● **WRITTEN TASK**
Below are some records. Pull every line that contains the word "screenshot".

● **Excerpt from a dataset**
===============
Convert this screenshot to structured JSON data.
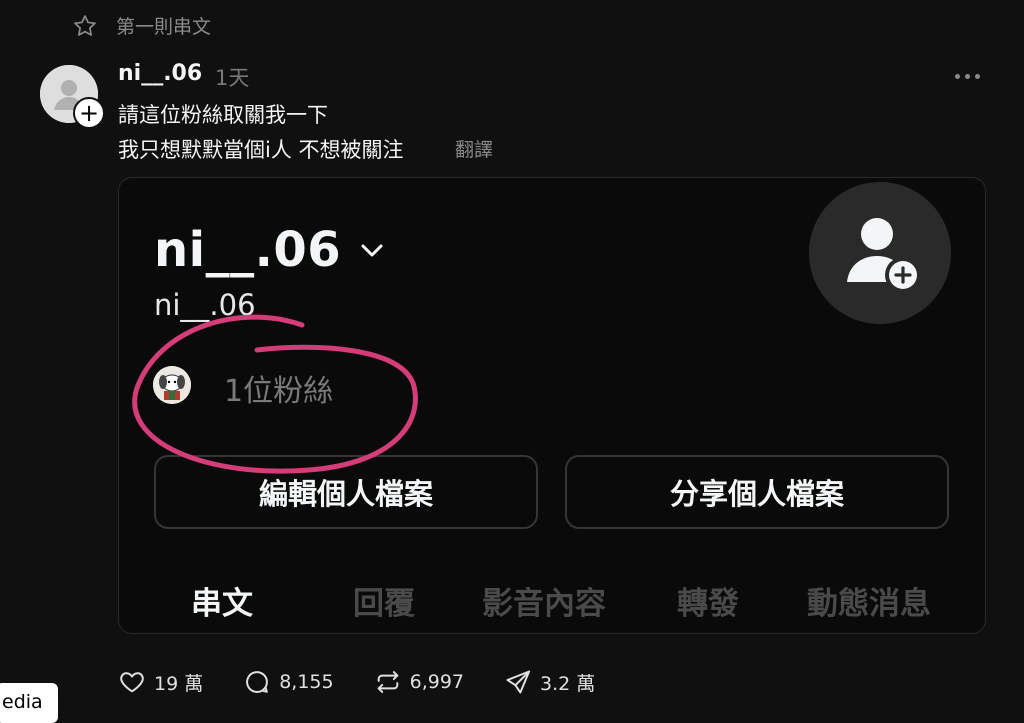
{
  "pinned": {
    "label": "第一則串文"
  },
  "post": {
    "username": "ni__.06",
    "time": "1天",
    "line1": "請這位粉絲取關我一下",
    "line2": "我只想默默當個i人 不想被關注",
    "translate": "翻譯",
    "avatar_plus": "+"
  },
  "embedded_profile": {
    "display_name": "ni__.06",
    "handle": "ni__.06",
    "followers": "1位粉絲",
    "edit_button": "編輯個人檔案",
    "share_button": "分享個人檔案",
    "tabs": [
      {
        "label": "串文",
        "active": true
      },
      {
        "label": "回覆",
        "active": false
      },
      {
        "label": "影音內容",
        "active": false
      },
      {
        "label": "轉發",
        "active": false
      },
      {
        "label": "動態消息",
        "active": false
      }
    ],
    "annotation_color": "#d43d78"
  },
  "actions": {
    "likes": "19 萬",
    "comments": "8,155",
    "reposts": "6,997",
    "shares": "3.2 萬"
  },
  "side_tab": {
    "label": "edia"
  },
  "colors": {
    "background": "#101010",
    "text_primary": "#f3f5f7",
    "text_secondary": "#8a8a8a",
    "annotation": "#d43d78"
  }
}
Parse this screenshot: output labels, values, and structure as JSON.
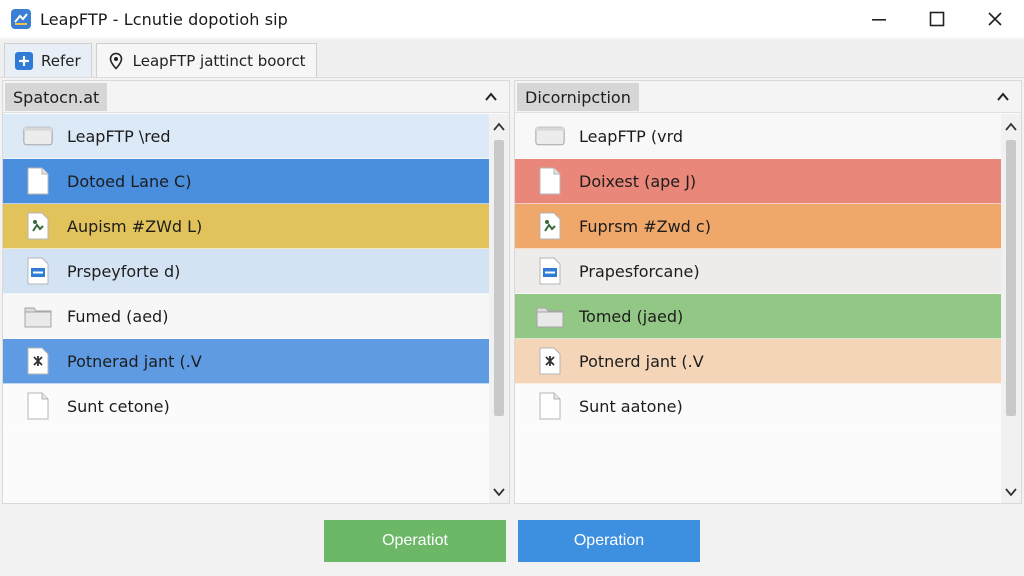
{
  "window": {
    "title": "LeapFTP - Lcnutie dopotioh sip",
    "icon": "app-icon",
    "controls": [
      "minimize-icon",
      "maximize-icon",
      "close-icon"
    ]
  },
  "tabs": [
    {
      "label": "Refer",
      "icon": "add-icon"
    },
    {
      "label": "LeapFTP jattinct boorct",
      "icon": "location-pin-icon"
    }
  ],
  "left_pane": {
    "header": "Spatocn.at",
    "rows": [
      {
        "label": "LeapFTP \\red",
        "icon": "drive-icon",
        "color": "#dce9f7"
      },
      {
        "label": "Dotoed Lane C)",
        "icon": "document-icon",
        "color": "#4a8fde"
      },
      {
        "label": "Aupism #ZWd L)",
        "icon": "image-file-icon",
        "color": "#e2c25a"
      },
      {
        "label": "Prspeyforte d)",
        "icon": "blue-file-icon",
        "color": "#d4e3f4"
      },
      {
        "label": "Fumed (aed)",
        "icon": "folder-icon",
        "color": "#f7f7f7"
      },
      {
        "label": "Potnerad jant (.V",
        "icon": "archive-icon",
        "color": "#5f9be2"
      },
      {
        "label": "Sunt cetone)",
        "icon": "document-icon",
        "color": "#fbfbfb"
      }
    ]
  },
  "right_pane": {
    "header": "Dicornipction",
    "rows": [
      {
        "label": "LeapFTP (vrd",
        "icon": "drive-icon",
        "color": "#f8f8f8"
      },
      {
        "label": "Doixest (ape J)",
        "icon": "document-icon",
        "color": "#e9877a"
      },
      {
        "label": "Fuprsm #Zwd c)",
        "icon": "image-file-icon",
        "color": "#f0a86a"
      },
      {
        "label": "Prapesforcane)",
        "icon": "blue-file-icon",
        "color": "#eeecea"
      },
      {
        "label": "Tomed (jaed)",
        "icon": "folder-icon",
        "color": "#93c785"
      },
      {
        "label": "Potnerd jant (.V",
        "icon": "archive-icon",
        "color": "#f5d5b8"
      },
      {
        "label": "Sunt aatone)",
        "icon": "document-icon",
        "color": "#fbfbfb"
      }
    ]
  },
  "buttons": {
    "primary_label": "Operatiot",
    "secondary_label": "Operation",
    "primary_color": "#6cb866",
    "secondary_color": "#3d8fe0"
  }
}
===============
● **ANSWER TO THE TASK**
Convert this screenshot to structured JSON data.
Parse this screenshot: output labels, values, and structure as JSON.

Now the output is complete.